### REQUIREMENT
Copy each of the entries below faithfully, setting aside any pictures.

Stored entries
● ● ● ●

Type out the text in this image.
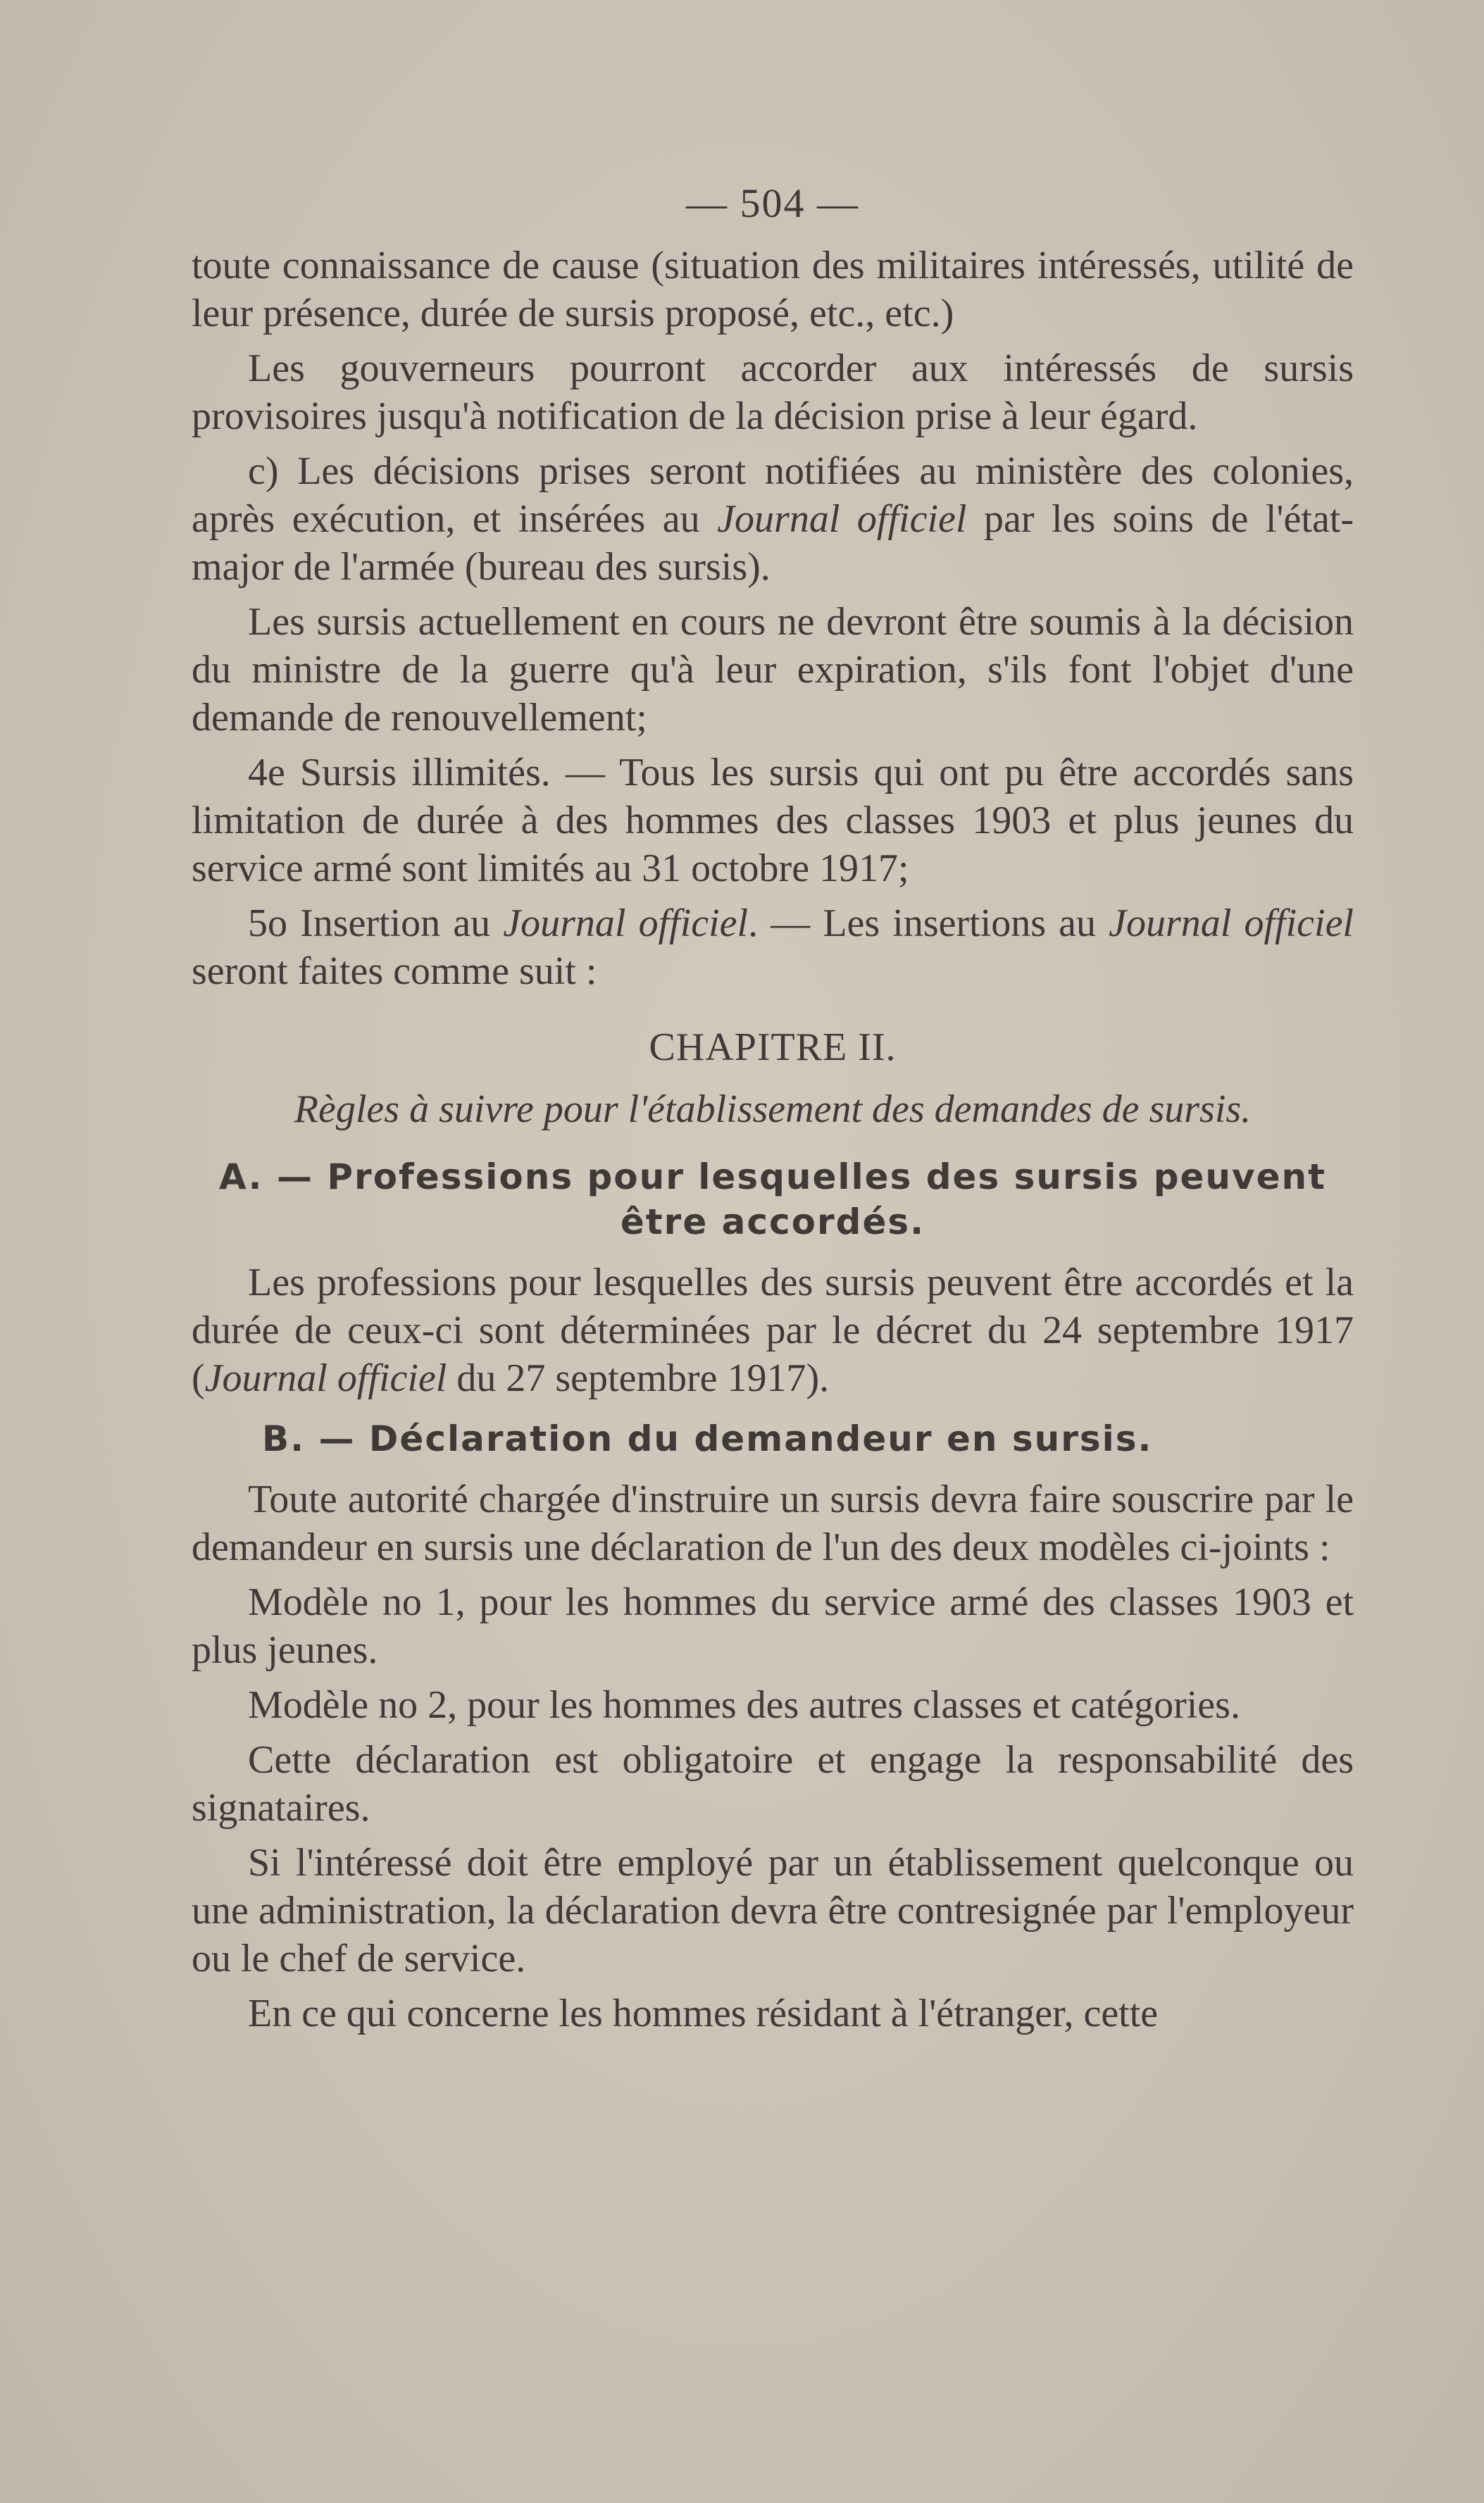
— 504 —

toute connaissance de cause (situation des militaires intéressés, utilité de leur présence, durée de sursis proposé, etc., etc.)

Les gouverneurs pourront accorder aux intéressés de sursis provisoires jusqu'à notification de la décision prise à leur égard.

c) Les décisions prises seront notifiées au ministère des colonies, après exécution, et insérées au Journal officiel par les soins de l'état-major de l'armée (bureau des sursis).

Les sursis actuellement en cours ne devront être soumis à la décision du ministre de la guerre qu'à leur expiration, s'ils font l'objet d'une demande de renouvellement;

4e Sursis illimités. — Tous les sursis qui ont pu être accordés sans limitation de durée à des hommes des classes 1903 et plus jeunes du service armé sont limités au 31 octobre 1917;

5o Insertion au Journal officiel. — Les insertions au Journal officiel seront faites comme suit :

CHAPITRE II.
Règles à suivre pour l'établissement des demandes de sursis.
A. — Professions pour lesquelles des sursis peuvent être accordés.

Les professions pour lesquelles des sursis peuvent être accordés et la durée de ceux-ci sont déterminées par le décret du 24 septembre 1917 (Journal officiel du 27 septembre 1917).

B. — Déclaration du demandeur en sursis.

Toute autorité chargée d'instruire un sursis devra faire souscrire par le demandeur en sursis une déclaration de l'un des deux modèles ci-joints :

Modèle no 1, pour les hommes du service armé des classes 1903 et plus jeunes.

Modèle no 2, pour les hommes des autres classes et catégories.

Cette déclaration est obligatoire et engage la responsabilité des signataires.

Si l'intéressé doit être employé par un établissement quelconque ou une administration, la déclaration devra être contresignée par l'employeur ou le chef de service.

En ce qui concerne les hommes résidant à l'étranger, cette
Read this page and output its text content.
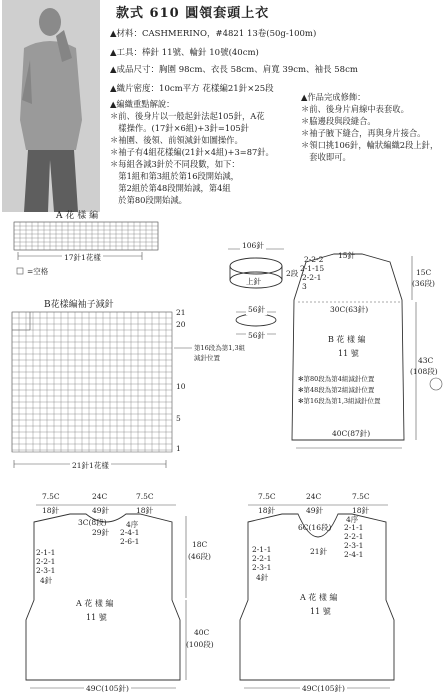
款式 610 圓領套頭上衣
▲材料：CASHMERINO，#4821 13卷(50g-100m)
▲工具：棒針 11號、輪針 10號(40cm)
▲成品尺寸：胸圍 98cm、衣長 58cm、肩寬 39cm、袖長 58cm
▲織片密度：10cm平方 花樣編21針×25段
▲編織重點解說：
＊前、後身片以一般起針法起105針，A花
　樣操作。(17針×6組)+3針=105針
＊袖圍、後領、前領減針如圖操作。
＊袖子有4組花樣編(21針×4組)+3=87針。
＊每組各減3針於不同段數，如下：
　第1組和第3組於第16段開始減，
　第2組於第48段開始減，第4組
　於第80段開始減。
▲作品完成修飾：
＊前、後身片肩線中表套收。
＊脇邊段與段縫合。
＊袖子腋下縫合，再與身片接合。
＊領口挑106針，輪狀編織2段上針，
　套收即可。
A 花 樣 編
17針1花樣
=空格
B花樣編袖子減針
21
20
10
5
1
第16段為第1,3組
減針位置
21針1花樣
106針
上針
2段
56針
56針
15針
2-2-2
2-1-15
2-2-1
3
30C(63針)
15C
(36段)
B 花 樣 編
11 號
43C
(108段)
✻第80段為第4組減針位置
✻第48段為第2組減針位置
✻第16段為第1,3組減針位置
40C(87針)
7.5C
18針
24C
49針
7.5C
18針
3C(8段)
29針
4序
2-4-1
2-6-1
2-1-1
2-2-1
2-3-1
4針
18C
(46段)
A 花 樣 編
11 號
40C
(100段)
49C(105針)
7.5C
18針
24C
49針
7.5C
18針
6C(16段)
21針
4序
2-1-1
2-2-1
2-3-1
2-4-1
2-1-1
2-2-1
2-3-1
4針
A 花 樣 編
11 號
49C(105針)
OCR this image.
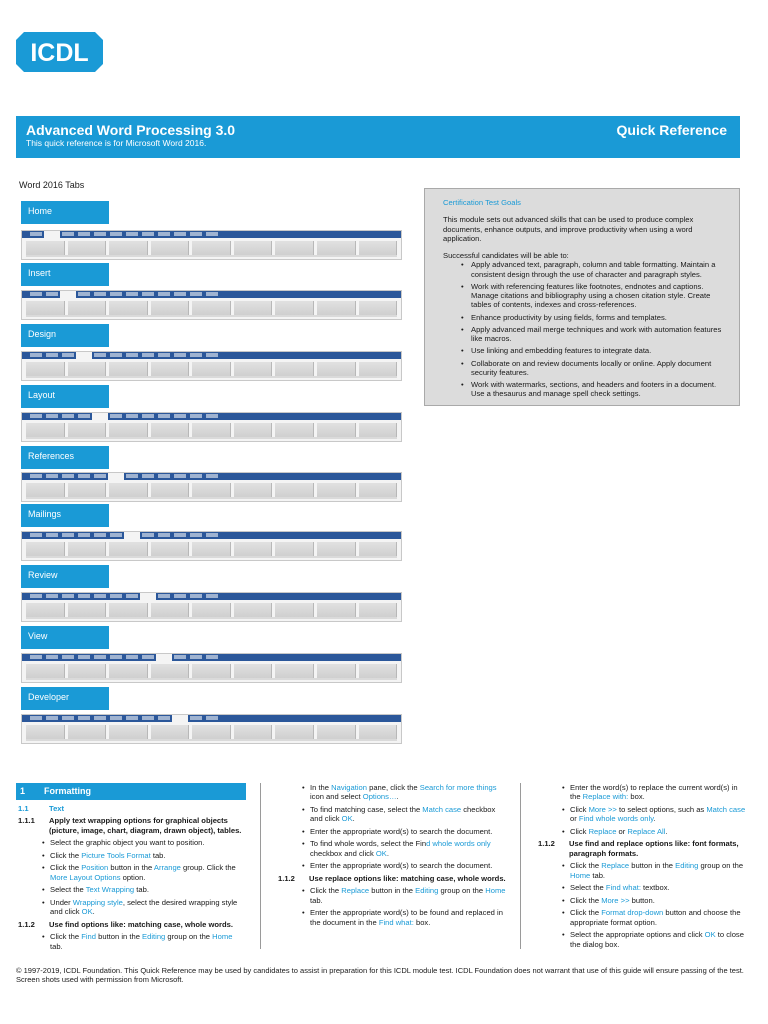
ICDL
Advanced Word Processing 3.0
This quick reference is for Microsoft Word 2016.
Quick Reference
Word 2016 Tabs
Home
Insert
Design
Layout
References
Mailings
Review
View
Developer
Certification Test Goals

This module sets out advanced skills that can be used to produce complex documents, enhance outputs, and improve productivity when using a word application.

Successful candidates will be able to:

• Apply advanced text, paragraph, column and table formatting. Maintain a consistent design through the use of character and paragraph styles.
• Work with referencing features like footnotes, endnotes and captions. Manage citations and bibliography using a chosen citation style. Create tables of contents, indexes and cross-references.
• Enhance productivity by using fields, forms and templates.
• Apply advanced mail merge techniques and work with automation features like macros.
• Use linking and embedding features to integrate data.
• Collaborate on and review documents locally or online. Apply document security features.
• Work with watermarks, sections, and headers and footers in a document. Use a thesaurus and manage spell check settings.
1 Formatting
1.1	Text
1.1.1 Apply text wrapping options for graphical objects (picture, image, chart, diagram, drawn object), tables.
• Select the graphic object you want to position.
• Click the Picture Tools Format tab.
• Click the Position button in the Arrange group. Click the More Layout Options option.
• Select the Text Wrapping tab.
• Under Wrapping style, select the desired wrapping style and click OK.
1.1.2 Use find options like: matching case, whole words.
• Click the Find button in the Editing group on the Home tab.
• In the Navigation pane, click the Search for more things icon and select Options….
• To find matching case, select the Match case checkbox and click OK.
• Enter the appropriate word(s) to search the document.
• To find whole words, select the Find whole words only checkbox and click OK.
• Enter the appropriate word(s) to search the document.
1.1.2 Use replace options like: matching case, whole words.
• Click the Replace button in the Editing group on the Home tab.
• Enter the appropriate word(s) to be found and replaced in the document in the Find what: box.
• Enter the word(s) to replace the current word(s) in the Replace with: box.
• Click More >> to select options, such as Match case or Find whole words only.
• Click Replace or Replace All.
1.1.2 Use find and replace options like: font formats, paragraph formats.
• Click the Replace button in the Editing group on the Home tab.
• Select the Find what: textbox.
• Click the More >> button.
• Click the Format drop-down button and choose the appropriate format option.
• Select the appropriate options and click OK to close the dialog box.
© 1997-2019, ICDL Foundation. This Quick Reference may be used by candidates to assist in preparation for this ICDL module test. ICDL Foundation does not warrant that use of this guide will ensure passing of the test. Screen shots used with permission from Microsoft.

● ● ● ●

### RESULT FOR THIS EXERCISE
Type out the text in this image.
— 504 —

toute connaissance de cause (situation des militaires intéressés, utilité de leur présence, durée de sursis proposé, etc., etc.)

Les gouverneurs pourront accorder aux intéressés de sursis provisoires jusqu'à notification de la décision prise à leur égard.

c) Les décisions prises seront notifiées au ministère des colonies, après exécution, et insérées au Journal officiel par les soins de l'état-major de l'armée (bureau des sursis).

Les sursis actuellement en cours ne devront être soumis à la décision du ministre de la guerre qu'à leur expiration, s'ils font l'objet d'une demande de renouvellement;

4e Sursis illimités. — Tous les sursis qui ont pu être accordés sans limitation de durée à des hommes des classes 1903 et plus jeunes du service armé sont limités au 31 octobre 1917;

5o Insertion au Journal officiel. — Les insertions au Journal officiel seront faites comme suit :

CHAPITRE II.
Règles à suivre pour l'établissement des demandes de sursis.
A. — Professions pour lesquelles des sursis peuvent être accordés.

Les professions pour lesquelles des sursis peuvent être accordés et la durée de ceux-ci sont déterminées par le décret du 24 septembre 1917 (Journal officiel du 27 septembre 1917).

B. — Déclaration du demandeur en sursis.

Toute autorité chargée d'instruire un sursis devra faire souscrire par le demandeur en sursis une déclaration de l'un des deux modèles ci-joints :

Modèle no 1, pour les hommes du service armé des classes 1903 et plus jeunes.

Modèle no 2, pour les hommes des autres classes et catégories.

Cette déclaration est obligatoire et engage la responsabilité des signataires.

Si l'intéressé doit être employé par un établissement quelconque ou une administration, la déclaration devra être contresignée par l'employeur ou le chef de service.

En ce qui concerne les hommes résidant à l'étranger, cette
Read this page and output its text content.
款式 610 圓領套頭上衣
▲材料：CASHMERINO，#4821 13卷(50g-100m)
▲工具：棒針 11號、輪針 10號(40cm)
▲成品尺寸：胸圍 98cm、衣長 58cm、肩寬 39cm、袖長 58cm
▲織片密度：10cm平方 花樣編21針×25段
▲編織重點解說：
＊前、後身片以一般起針法起105針，A花
　樣操作。(17針×6組)+3針=105針
＊袖圍、後領、前領減針如圖操作。
＊袖子有4組花樣編(21針×4組)+3=87針。
＊每組各減3針於不同段數，如下：
　第1組和第3組於第16段開始減，
　第2組於第48段開始減，第4組
　於第80段開始減。
▲作品完成修飾：
＊前、後身片肩線中表套收。
＊脇邊段與段縫合。
＊袖子腋下縫合，再與身片接合。
＊領口挑106針，輪狀編織2段上針，
　套收即可。
A 花 樣 編
17針1花樣
=空格
B花樣編袖子減針
21
20
10
5
1
第16段為第1,3組
減針位置
21針1花樣
106針
上針
2段
56針
56針
15針
2-2-2
2-1-15
2-2-1
3
30C(63針)
15C
(36段)
B 花 樣 編
11 號
43C
(108段)
✻第80段為第4組減針位置
✻第48段為第2組減針位置
✻第16段為第1,3組減針位置
40C(87針)
7.5C
18針
24C
49針
7.5C
18針
3C(8段)
29針
4序
2-4-1
2-6-1
2-1-1
2-2-1
2-3-1
4針
18C
(46段)
A 花 樣 編
11 號
40C
(100段)
49C(105針)
7.5C
18針
24C
49針
7.5C
18針
6C(16段)
21針
4序
2-1-1
2-2-1
2-3-1
2-4-1
2-1-1
2-2-1
2-3-1
4針
A 花 樣 編
11 號
49C(105針)
OCR this image.
ICDL
Advanced Word Processing 3.0
This quick reference is for Microsoft Word 2016.
Quick Reference
Word 2016 Tabs
Home
Insert
Design
Layout
References
Mailings
Review
View
Developer
Certification Test Goals

This module sets out advanced skills that can be used to produce complex documents, enhance outputs, and improve productivity when using a word application.

Successful candidates will be able to:

• Apply advanced text, paragraph, column and table formatting. Maintain a consistent design through the use of character and paragraph styles.
• Work with referencing features like footnotes, endnotes and captions. Manage citations and bibliography using a chosen citation style. Create tables of contents, indexes and cross-references.
• Enhance productivity by using fields, forms and templates.
• Apply advanced mail merge techniques and work with automation features like macros.
• Use linking and embedding features to integrate data.
• Collaborate on and review documents locally or online. Apply document security features.
• Work with watermarks, sections, and headers and footers in a document. Use a thesaurus and manage spell check settings.
1 Formatting
1.1	Text
1.1.1 Apply text wrapping options for graphical objects (picture, image, chart, diagram, drawn object), tables.
• Select the graphic object you want to position.
• Click the Picture Tools Format tab.
• Click the Position button in the Arrange group. Click the More Layout Options option.
• Select the Text Wrapping tab.
• Under Wrapping style, select the desired wrapping style and click OK.
1.1.2 Use find options like: matching case, whole words.
• Click the Find button in the Editing group on the Home tab.
• In the Navigation pane, click the Search for more things icon and select Options….
• To find matching case, select the Match case checkbox and click OK.
• Enter the appropriate word(s) to search the document.
• To find whole words, select the Find whole words only checkbox and click OK.
• Enter the appropriate word(s) to search the document.
1.1.2 Use replace options like: matching case, whole words.
• Click the Replace button in the Editing group on the Home tab.
• Enter the appropriate word(s) to be found and replaced in the document in the Find what: box.
• Enter the word(s) to replace the current word(s) in the Replace with: box.
• Click More >> to select options, such as Match case or Find whole words only.
• Click Replace or Replace All.
1.1.2 Use find and replace options like: font formats, paragraph formats.
• Click the Replace button in the Editing group on the Home tab.
• Select the Find what: textbox.
• Click the More >> button.
• Click the Format drop-down button and choose the appropriate format option.
• Select the appropriate options and click OK to close the dialog box.
© 1997-2019, ICDL Foundation. This Quick Reference may be used by candidates to assist in preparation for this ICDL module test. ICDL Foundation does not warrant that use of this guide will ensure passing of the test. Screen shots used with permission from Microsoft.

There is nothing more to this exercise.